Please transcribe the data that follows without the pictures, keeping every word the same.

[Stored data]

------------------------------------------------

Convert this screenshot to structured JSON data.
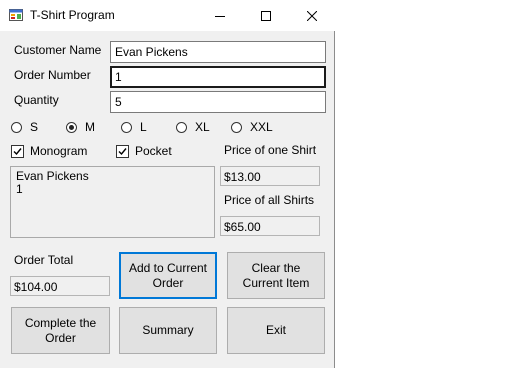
{
  "window": {
    "title": "T-Shirt Program"
  },
  "form": {
    "customer_name_label": "Customer Name",
    "customer_name_value": "Evan Pickens",
    "order_number_label": "Order Number",
    "order_number_value": "1",
    "quantity_label": "Quantity",
    "quantity_value": "5"
  },
  "sizes": [
    {
      "label": "S",
      "selected": false
    },
    {
      "label": "M",
      "selected": true
    },
    {
      "label": "L",
      "selected": false
    },
    {
      "label": "XL",
      "selected": false
    },
    {
      "label": "XXL",
      "selected": false
    }
  ],
  "options": {
    "monogram_label": "Monogram",
    "monogram_checked": true,
    "pocket_label": "Pocket",
    "pocket_checked": true
  },
  "summary_lines": [
    "Evan Pickens",
    "1"
  ],
  "pricing": {
    "one_shirt_label": "Price of one Shirt",
    "one_shirt_value": "$13.00",
    "all_shirts_label": "Price of all Shirts",
    "all_shirts_value": "$65.00",
    "order_total_label": "Order Total",
    "order_total_value": "$104.00"
  },
  "buttons": {
    "add": "Add to Current Order",
    "clear": "Clear the Current Item",
    "complete": "Complete the Order",
    "summary": "Summary",
    "exit": "Exit"
  }
}
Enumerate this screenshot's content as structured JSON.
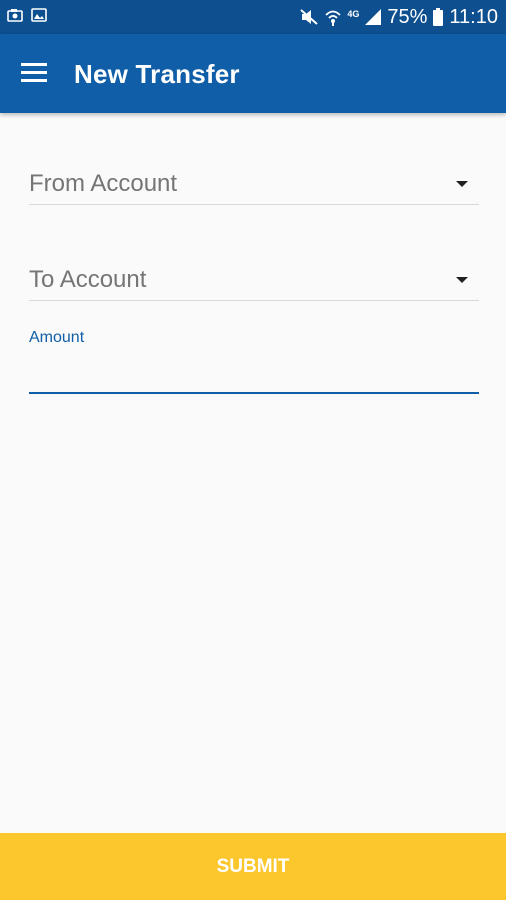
{
  "status_bar": {
    "battery": "75%",
    "time": "11:10",
    "network_label": "4G",
    "icons": {
      "left": [
        "screenshot-icon",
        "image-icon"
      ],
      "right": [
        "mute-icon",
        "wifi-icon",
        "lte-icon",
        "signal-icon",
        "battery-icon"
      ]
    }
  },
  "app_bar": {
    "title": "New Transfer",
    "menu_icon": "hamburger-menu-icon"
  },
  "form": {
    "from_account": {
      "label": "From Account"
    },
    "to_account": {
      "label": "To Account"
    },
    "amount": {
      "label": "Amount",
      "value": ""
    }
  },
  "submit_label": "SUBMIT",
  "colors": {
    "status_bar": "#0d4f8f",
    "app_bar": "#0f5ea7",
    "accent": "#0f5ea7",
    "submit": "#fcc62d",
    "background": "#fafafa"
  }
}
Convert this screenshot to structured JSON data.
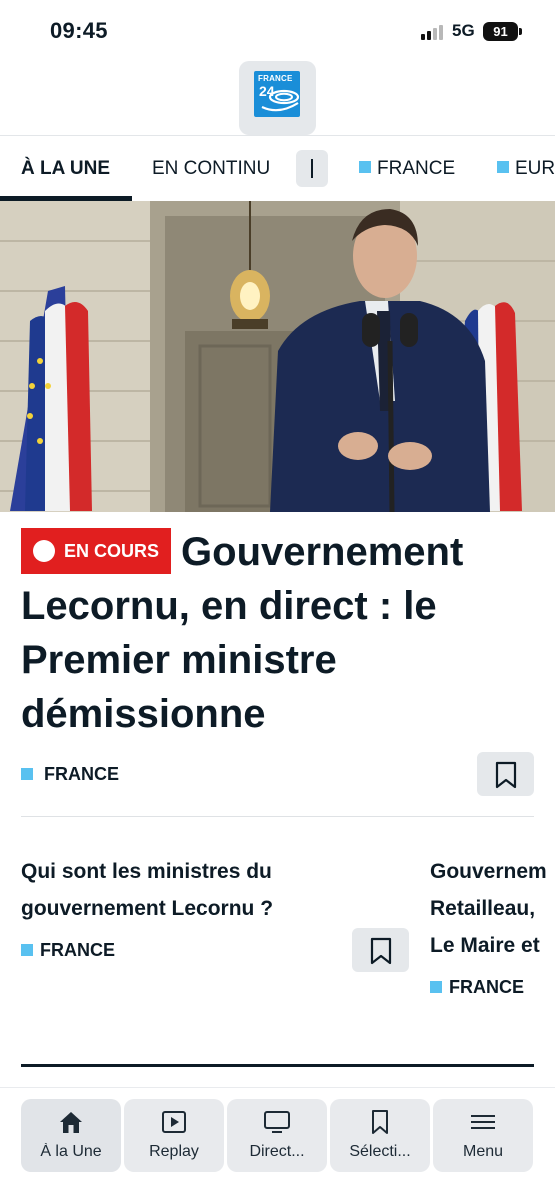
{
  "status_bar": {
    "time": "09:45",
    "network": "5G",
    "battery": "91"
  },
  "header": {
    "logo_line1": "FRANCE",
    "logo_line2": "24"
  },
  "tabs": [
    {
      "label": "À LA UNE",
      "active": true
    },
    {
      "label": "EN CONTINU",
      "active": false
    },
    {
      "label": "FRANCE",
      "active": false
    },
    {
      "label": "EUR",
      "active": false
    }
  ],
  "hero_article": {
    "badge": "EN COURS",
    "title": "Gouvernement Lecornu, en direct : le Premier ministre démissionne",
    "category": "FRANCE"
  },
  "cards": [
    {
      "title_line1": "Qui sont les ministres du",
      "title_line2": "gouvernement Lecornu ?",
      "category": "FRANCE"
    },
    {
      "title_line1": "Gouvernem",
      "title_line2": "Retailleau,",
      "title_line3": "Le Maire et",
      "category": "FRANCE"
    }
  ],
  "bottom_nav": [
    {
      "label": "À la Une",
      "icon": "home-icon"
    },
    {
      "label": "Replay",
      "icon": "play-icon"
    },
    {
      "label": "Direct...",
      "icon": "tv-icon"
    },
    {
      "label": "Sélecti...",
      "icon": "bookmark-icon"
    },
    {
      "label": "Menu",
      "icon": "menu-icon"
    }
  ],
  "colors": {
    "accent_blue": "#59c1f0",
    "live_red": "#e11f1f",
    "text_dark": "#0d1b26"
  }
}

------------------------------------------------

Result for this exercise:
Convert this screenshot to structured JSON data.
{
  "window": {
    "title": "T-Shirt Program"
  },
  "form": {
    "customer_name_label": "Customer Name",
    "customer_name_value": "Evan Pickens",
    "order_number_label": "Order Number",
    "order_number_value": "1",
    "quantity_label": "Quantity",
    "quantity_value": "5"
  },
  "sizes": [
    {
      "label": "S",
      "selected": false
    },
    {
      "label": "M",
      "selected": true
    },
    {
      "label": "L",
      "selected": false
    },
    {
      "label": "XL",
      "selected": false
    },
    {
      "label": "XXL",
      "selected": false
    }
  ],
  "options": {
    "monogram_label": "Monogram",
    "monogram_checked": true,
    "pocket_label": "Pocket",
    "pocket_checked": true
  },
  "summary_lines": [
    "Evan Pickens",
    "1"
  ],
  "pricing": {
    "one_shirt_label": "Price of one Shirt",
    "one_shirt_value": "$13.00",
    "all_shirts_label": "Price of all Shirts",
    "all_shirts_value": "$65.00",
    "order_total_label": "Order Total",
    "order_total_value": "$104.00"
  },
  "buttons": {
    "add": "Add to Current Order",
    "clear": "Clear the Current Item",
    "complete": "Complete the Order",
    "summary": "Summary",
    "exit": "Exit"
  }
}
Enumerate this screenshot's content as structured JSON.
{
  "status_bar": {
    "battery": "75%",
    "time": "11:10",
    "network_label": "4G",
    "icons": {
      "left": [
        "screenshot-icon",
        "image-icon"
      ],
      "right": [
        "mute-icon",
        "wifi-icon",
        "lte-icon",
        "signal-icon",
        "battery-icon"
      ]
    }
  },
  "app_bar": {
    "title": "New Transfer",
    "menu_icon": "hamburger-menu-icon"
  },
  "form": {
    "from_account": {
      "label": "From Account"
    },
    "to_account": {
      "label": "To Account"
    },
    "amount": {
      "label": "Amount",
      "value": ""
    }
  },
  "submit_label": "SUBMIT",
  "colors": {
    "status_bar": "#0d4f8f",
    "app_bar": "#0f5ea7",
    "accent": "#0f5ea7",
    "submit": "#fcc62d",
    "background": "#fafafa"
  }
}
Convert this screenshot to structured JSON data.
{
  "status_bar": {
    "time": "09:45",
    "network": "5G",
    "battery": "91"
  },
  "header": {
    "logo_line1": "FRANCE",
    "logo_line2": "24"
  },
  "tabs": [
    {
      "label": "À LA UNE",
      "active": true
    },
    {
      "label": "EN CONTINU",
      "active": false
    },
    {
      "label": "FRANCE",
      "active": false
    },
    {
      "label": "EUR",
      "active": false
    }
  ],
  "hero_article": {
    "badge": "EN COURS",
    "title": "Gouvernement Lecornu, en direct : le Premier ministre démissionne",
    "category": "FRANCE"
  },
  "cards": [
    {
      "title_line1": "Qui sont les ministres du",
      "title_line2": "gouvernement Lecornu ?",
      "category": "FRANCE"
    },
    {
      "title_line1": "Gouvernem",
      "title_line2": "Retailleau,",
      "title_line3": "Le Maire et",
      "category": "FRANCE"
    }
  ],
  "bottom_nav": [
    {
      "label": "À la Une",
      "icon": "home-icon"
    },
    {
      "label": "Replay",
      "icon": "play-icon"
    },
    {
      "label": "Direct...",
      "icon": "tv-icon"
    },
    {
      "label": "Sélecti...",
      "icon": "bookmark-icon"
    },
    {
      "label": "Menu",
      "icon": "menu-icon"
    }
  ],
  "colors": {
    "accent_blue": "#59c1f0",
    "live_red": "#e11f1f",
    "text_dark": "#0d1b26"
  }
}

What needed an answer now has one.